Carry none of the pictures over; set down the material below exactly.
━━ Exercise input
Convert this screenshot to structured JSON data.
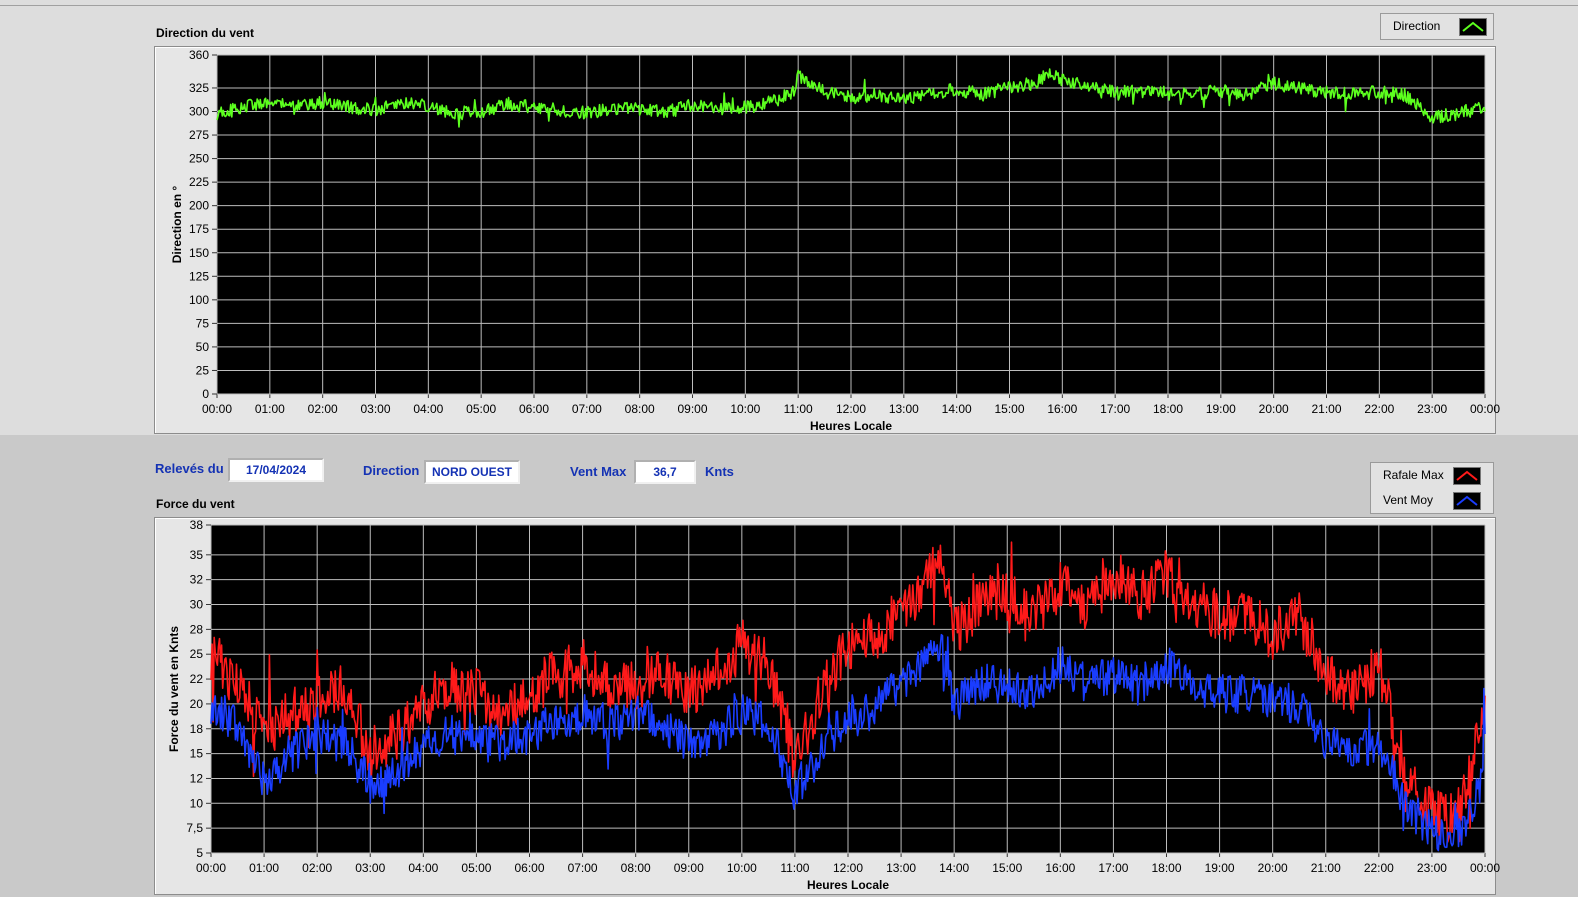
{
  "direction_panel": {
    "title": "Direction du vent",
    "legend_label": "Direction"
  },
  "force_panel": {
    "title": "Force du vent",
    "legend": [
      "Rafale Max",
      "Vent Moy"
    ]
  },
  "info_bar": {
    "releves_label": "Relevés du",
    "releves_value": "17/04/2024",
    "direction_label": "Direction",
    "direction_value": "NORD OUEST",
    "ventmax_label": "Vent Max",
    "ventmax_value": "36,7",
    "ventmax_unit": "Knts"
  },
  "colors": {
    "direction": "#5cff1e",
    "rafale": "#ff1a1a",
    "vent_moy": "#1a3dff",
    "plot_bg": "#000000",
    "grid": "#bdbdbd",
    "label_blue": "#1432b4"
  },
  "chart_data": [
    {
      "type": "line",
      "title": "Direction du vent",
      "xlabel": "Heures Locale",
      "ylabel": "Direction en °",
      "ylim": [
        0,
        360
      ],
      "yticks": [
        "0",
        "25",
        "50",
        "75",
        "100",
        "125",
        "150",
        "175",
        "200",
        "225",
        "250",
        "275",
        "300",
        "325",
        "360"
      ],
      "xticks": [
        "00:00",
        "01:00",
        "02:00",
        "03:00",
        "04:00",
        "05:00",
        "06:00",
        "07:00",
        "08:00",
        "09:00",
        "10:00",
        "11:00",
        "12:00",
        "13:00",
        "14:00",
        "15:00",
        "16:00",
        "17:00",
        "18:00",
        "19:00",
        "20:00",
        "21:00",
        "22:00",
        "23:00",
        "00:00"
      ],
      "grid": true,
      "legend_position": "top-right",
      "x_hours": [
        0,
        0.5,
        1,
        1.5,
        2,
        2.5,
        3,
        3.5,
        4,
        4.5,
        5,
        5.5,
        6,
        6.5,
        7,
        7.5,
        8,
        8.5,
        9,
        9.5,
        10,
        10.5,
        10.9,
        11,
        11.5,
        12,
        12.5,
        13,
        13.5,
        14,
        14.5,
        15,
        15.5,
        15.75,
        16,
        16.5,
        17,
        17.5,
        18,
        18.5,
        19,
        19.5,
        20,
        20.5,
        21,
        21.5,
        22,
        22.5,
        22.8,
        23,
        23.5,
        24
      ],
      "series": [
        {
          "name": "Direction",
          "values": [
            298,
            305,
            311,
            306,
            309,
            304,
            302,
            310,
            306,
            298,
            300,
            308,
            305,
            301,
            299,
            303,
            302,
            299,
            307,
            303,
            304,
            310,
            320,
            338,
            322,
            315,
            318,
            312,
            320,
            323,
            318,
            326,
            330,
            342,
            333,
            326,
            320,
            322,
            318,
            319,
            322,
            318,
            330,
            325,
            320,
            318,
            321,
            317,
            305,
            294,
            298,
            304
          ]
        }
      ]
    },
    {
      "type": "line",
      "title": "Force du vent",
      "xlabel": "Heures Locale",
      "ylabel": "Force du vent en Knts",
      "ylim": [
        5,
        38
      ],
      "yticks": [
        "5",
        "7,5",
        "10",
        "12",
        "15",
        "18",
        "20",
        "22",
        "25",
        "28",
        "30",
        "32",
        "35",
        "38"
      ],
      "xticks": [
        "00:00",
        "01:00",
        "02:00",
        "03:00",
        "04:00",
        "05:00",
        "06:00",
        "07:00",
        "08:00",
        "09:00",
        "10:00",
        "11:00",
        "12:00",
        "13:00",
        "14:00",
        "15:00",
        "16:00",
        "17:00",
        "18:00",
        "19:00",
        "20:00",
        "21:00",
        "22:00",
        "23:00",
        "00:00"
      ],
      "grid": true,
      "legend_position": "top-right",
      "x_hours": [
        0,
        0.5,
        1,
        1.5,
        2,
        2.5,
        3,
        3.5,
        4,
        4.5,
        5,
        5.5,
        6,
        6.5,
        7,
        7.5,
        8,
        8.5,
        9,
        9.5,
        10,
        10.5,
        11,
        11.5,
        12,
        12.5,
        13,
        13.5,
        13.75,
        14,
        14.5,
        15,
        15.5,
        16,
        16.5,
        17,
        17.5,
        18,
        18.5,
        19,
        19.5,
        20,
        20.5,
        21,
        21.5,
        22,
        22.5,
        23,
        23.3,
        23.6,
        23.9,
        24
      ],
      "series": [
        {
          "name": "Rafale Max",
          "values": [
            25,
            22,
            17,
            19,
            20,
            22,
            15,
            17,
            20,
            22,
            21,
            19,
            21,
            23,
            24,
            22,
            22,
            23,
            21,
            23,
            26,
            24,
            14,
            21,
            26,
            27,
            29,
            32,
            36,
            27,
            30,
            31,
            29,
            32,
            30,
            33,
            31,
            33,
            30,
            29,
            29,
            27,
            29,
            23,
            21,
            24,
            13,
            9,
            8.5,
            11,
            18,
            21
          ]
        },
        {
          "name": "Vent Moy",
          "values": [
            20,
            18,
            12,
            15,
            17,
            16,
            12,
            13,
            16,
            17,
            16,
            16,
            17,
            18,
            19,
            18,
            19,
            18,
            16,
            17,
            19,
            18,
            11,
            15,
            19,
            20,
            22,
            24,
            26,
            20,
            22,
            22,
            21,
            24,
            22,
            23,
            22,
            24,
            22,
            21,
            21,
            20,
            20,
            16,
            15,
            16,
            10,
            7,
            6,
            8,
            12,
            17
          ]
        }
      ]
    }
  ]
}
━━━━
__Result of this exercise__.
Convert this screenshot to structured JSON data.
{
  "direction_panel": {
    "title": "Direction du vent",
    "legend_label": "Direction"
  },
  "force_panel": {
    "title": "Force du vent",
    "legend": [
      "Rafale Max",
      "Vent Moy"
    ]
  },
  "info_bar": {
    "releves_label": "Relevés du",
    "releves_value": "17/04/2024",
    "direction_label": "Direction",
    "direction_value": "NORD OUEST",
    "ventmax_label": "Vent Max",
    "ventmax_value": "36,7",
    "ventmax_unit": "Knts"
  },
  "colors": {
    "direction": "#5cff1e",
    "rafale": "#ff1a1a",
    "vent_moy": "#1a3dff",
    "plot_bg": "#000000",
    "grid": "#bdbdbd",
    "label_blue": "#1432b4"
  },
  "chart_data": [
    {
      "type": "line",
      "title": "Direction du vent",
      "xlabel": "Heures Locale",
      "ylabel": "Direction en °",
      "ylim": [
        0,
        360
      ],
      "yticks": [
        "0",
        "25",
        "50",
        "75",
        "100",
        "125",
        "150",
        "175",
        "200",
        "225",
        "250",
        "275",
        "300",
        "325",
        "360"
      ],
      "xticks": [
        "00:00",
        "01:00",
        "02:00",
        "03:00",
        "04:00",
        "05:00",
        "06:00",
        "07:00",
        "08:00",
        "09:00",
        "10:00",
        "11:00",
        "12:00",
        "13:00",
        "14:00",
        "15:00",
        "16:00",
        "17:00",
        "18:00",
        "19:00",
        "20:00",
        "21:00",
        "22:00",
        "23:00",
        "00:00"
      ],
      "grid": true,
      "legend_position": "top-right",
      "x_hours": [
        0,
        0.5,
        1,
        1.5,
        2,
        2.5,
        3,
        3.5,
        4,
        4.5,
        5,
        5.5,
        6,
        6.5,
        7,
        7.5,
        8,
        8.5,
        9,
        9.5,
        10,
        10.5,
        10.9,
        11,
        11.5,
        12,
        12.5,
        13,
        13.5,
        14,
        14.5,
        15,
        15.5,
        15.75,
        16,
        16.5,
        17,
        17.5,
        18,
        18.5,
        19,
        19.5,
        20,
        20.5,
        21,
        21.5,
        22,
        22.5,
        22.8,
        23,
        23.5,
        24
      ],
      "series": [
        {
          "name": "Direction",
          "values": [
            298,
            305,
            311,
            306,
            309,
            304,
            302,
            310,
            306,
            298,
            300,
            308,
            305,
            301,
            299,
            303,
            302,
            299,
            307,
            303,
            304,
            310,
            320,
            338,
            322,
            315,
            318,
            312,
            320,
            323,
            318,
            326,
            330,
            342,
            333,
            326,
            320,
            322,
            318,
            319,
            322,
            318,
            330,
            325,
            320,
            318,
            321,
            317,
            305,
            294,
            298,
            304
          ]
        }
      ]
    },
    {
      "type": "line",
      "title": "Force du vent",
      "xlabel": "Heures Locale",
      "ylabel": "Force du vent en Knts",
      "ylim": [
        5,
        38
      ],
      "yticks": [
        "5",
        "7,5",
        "10",
        "12",
        "15",
        "18",
        "20",
        "22",
        "25",
        "28",
        "30",
        "32",
        "35",
        "38"
      ],
      "xticks": [
        "00:00",
        "01:00",
        "02:00",
        "03:00",
        "04:00",
        "05:00",
        "06:00",
        "07:00",
        "08:00",
        "09:00",
        "10:00",
        "11:00",
        "12:00",
        "13:00",
        "14:00",
        "15:00",
        "16:00",
        "17:00",
        "18:00",
        "19:00",
        "20:00",
        "21:00",
        "22:00",
        "23:00",
        "00:00"
      ],
      "grid": true,
      "legend_position": "top-right",
      "x_hours": [
        0,
        0.5,
        1,
        1.5,
        2,
        2.5,
        3,
        3.5,
        4,
        4.5,
        5,
        5.5,
        6,
        6.5,
        7,
        7.5,
        8,
        8.5,
        9,
        9.5,
        10,
        10.5,
        11,
        11.5,
        12,
        12.5,
        13,
        13.5,
        13.75,
        14,
        14.5,
        15,
        15.5,
        16,
        16.5,
        17,
        17.5,
        18,
        18.5,
        19,
        19.5,
        20,
        20.5,
        21,
        21.5,
        22,
        22.5,
        23,
        23.3,
        23.6,
        23.9,
        24
      ],
      "series": [
        {
          "name": "Rafale Max",
          "values": [
            25,
            22,
            17,
            19,
            20,
            22,
            15,
            17,
            20,
            22,
            21,
            19,
            21,
            23,
            24,
            22,
            22,
            23,
            21,
            23,
            26,
            24,
            14,
            21,
            26,
            27,
            29,
            32,
            36,
            27,
            30,
            31,
            29,
            32,
            30,
            33,
            31,
            33,
            30,
            29,
            29,
            27,
            29,
            23,
            21,
            24,
            13,
            9,
            8.5,
            11,
            18,
            21
          ]
        },
        {
          "name": "Vent Moy",
          "values": [
            20,
            18,
            12,
            15,
            17,
            16,
            12,
            13,
            16,
            17,
            16,
            16,
            17,
            18,
            19,
            18,
            19,
            18,
            16,
            17,
            19,
            18,
            11,
            15,
            19,
            20,
            22,
            24,
            26,
            20,
            22,
            22,
            21,
            24,
            22,
            23,
            22,
            24,
            22,
            21,
            21,
            20,
            20,
            16,
            15,
            16,
            10,
            7,
            6,
            8,
            12,
            17
          ]
        }
      ]
    }
  ]
}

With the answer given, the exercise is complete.